**Instruction:** Restate the records in their entirety, word for word.

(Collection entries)
────────

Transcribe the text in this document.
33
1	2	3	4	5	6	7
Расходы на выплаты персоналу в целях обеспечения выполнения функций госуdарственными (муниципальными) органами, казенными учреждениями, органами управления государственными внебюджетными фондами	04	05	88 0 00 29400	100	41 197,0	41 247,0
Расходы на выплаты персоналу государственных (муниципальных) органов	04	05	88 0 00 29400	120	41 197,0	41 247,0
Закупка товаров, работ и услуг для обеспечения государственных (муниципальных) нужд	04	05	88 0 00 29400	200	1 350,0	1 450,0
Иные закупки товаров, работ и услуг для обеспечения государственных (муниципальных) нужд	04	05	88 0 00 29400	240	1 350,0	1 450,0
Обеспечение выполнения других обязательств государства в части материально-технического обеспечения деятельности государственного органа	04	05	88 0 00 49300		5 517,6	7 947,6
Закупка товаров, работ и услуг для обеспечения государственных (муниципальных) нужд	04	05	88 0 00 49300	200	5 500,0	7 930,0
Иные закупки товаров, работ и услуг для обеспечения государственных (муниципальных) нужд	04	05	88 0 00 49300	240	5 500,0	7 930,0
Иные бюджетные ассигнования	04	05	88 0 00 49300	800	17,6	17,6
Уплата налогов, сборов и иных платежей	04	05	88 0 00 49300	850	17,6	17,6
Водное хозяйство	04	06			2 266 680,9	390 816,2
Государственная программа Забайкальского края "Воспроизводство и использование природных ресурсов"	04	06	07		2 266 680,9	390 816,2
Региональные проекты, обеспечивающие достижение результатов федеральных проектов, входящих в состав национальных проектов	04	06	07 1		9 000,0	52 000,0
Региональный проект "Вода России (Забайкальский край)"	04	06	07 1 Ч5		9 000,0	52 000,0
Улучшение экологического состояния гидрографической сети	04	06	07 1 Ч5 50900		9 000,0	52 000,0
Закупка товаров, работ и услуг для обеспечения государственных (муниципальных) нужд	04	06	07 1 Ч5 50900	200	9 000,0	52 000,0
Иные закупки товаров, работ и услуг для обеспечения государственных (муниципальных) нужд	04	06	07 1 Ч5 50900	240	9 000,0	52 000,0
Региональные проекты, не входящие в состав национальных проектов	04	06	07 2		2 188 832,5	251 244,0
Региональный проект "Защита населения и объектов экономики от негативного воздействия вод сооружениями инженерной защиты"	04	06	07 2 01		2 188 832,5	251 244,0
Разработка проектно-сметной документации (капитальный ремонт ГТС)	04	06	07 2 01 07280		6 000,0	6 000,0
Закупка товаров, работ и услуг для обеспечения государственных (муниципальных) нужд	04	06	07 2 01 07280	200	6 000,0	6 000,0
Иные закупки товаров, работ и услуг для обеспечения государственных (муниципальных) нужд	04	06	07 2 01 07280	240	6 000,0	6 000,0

────────

**Output of the exercise:**
Transcribe the text in this document.
33
1	2	3	4	5	6	7
Расходы на выплаты персоналу в целях обеспечения выполнения функций госуdарственными (муниципальными) органами, казенными учреждениями, органами управления государственными внебюджетными фондами	04	05	88 0 00 29400	100	41 197,0	41 247,0
Расходы на выплаты персоналу государственных (муниципальных) органов	04	05	88 0 00 29400	120	41 197,0	41 247,0
Закупка товаров, работ и услуг для обеспечения государственных (муниципальных) нужд	04	05	88 0 00 29400	200	1 350,0	1 450,0
Иные закупки товаров, работ и услуг для обеспечения государственных (муниципальных) нужд	04	05	88 0 00 29400	240	1 350,0	1 450,0
Обеспечение выполнения других обязательств государства в части материально-технического обеспечения деятельности государственного органа	04	05	88 0 00 49300		5 517,6	7 947,6
Закупка товаров, работ и услуг для обеспечения государственных (муниципальных) нужд	04	05	88 0 00 49300	200	5 500,0	7 930,0
Иные закупки товаров, работ и услуг для обеспечения государственных (муниципальных) нужд	04	05	88 0 00 49300	240	5 500,0	7 930,0
Иные бюджетные ассигнования	04	05	88 0 00 49300	800	17,6	17,6
Уплата налогов, сборов и иных платежей	04	05	88 0 00 49300	850	17,6	17,6
Водное хозяйство	04	06			2 266 680,9	390 816,2
Государственная программа Забайкальского края "Воспроизводство и использование природных ресурсов"	04	06	07		2 266 680,9	390 816,2
Региональные проекты, обеспечивающие достижение результатов федеральных проектов, входящих в состав национальных проектов	04	06	07 1		9 000,0	52 000,0
Региональный проект "Вода России (Забайкальский край)"	04	06	07 1 Ч5		9 000,0	52 000,0
Улучшение экологического состояния гидрографической сети	04	06	07 1 Ч5 50900		9 000,0	52 000,0
Закупка товаров, работ и услуг для обеспечения государственных (муниципальных) нужд	04	06	07 1 Ч5 50900	200	9 000,0	52 000,0
Иные закупки товаров, работ и услуг для обеспечения государственных (муниципальных) нужд	04	06	07 1 Ч5 50900	240	9 000,0	52 000,0
Региональные проекты, не входящие в состав национальных проектов	04	06	07 2		2 188 832,5	251 244,0
Региональный проект "Защита населения и объектов экономики от негативного воздействия вод сооружениями инженерной защиты"	04	06	07 2 01		2 188 832,5	251 244,0
Разработка проектно-сметной документации (капитальный ремонт ГТС)	04	06	07 2 01 07280		6 000,0	6 000,0
Закупка товаров, работ и услуг для обеспечения государственных (муниципальных) нужд	04	06	07 2 01 07280	200	6 000,0	6 000,0
Иные закупки товаров, работ и услуг для обеспечения государственных (муниципальных) нужд	04	06	07 2 01 07280	240	6 000,0	6 000,0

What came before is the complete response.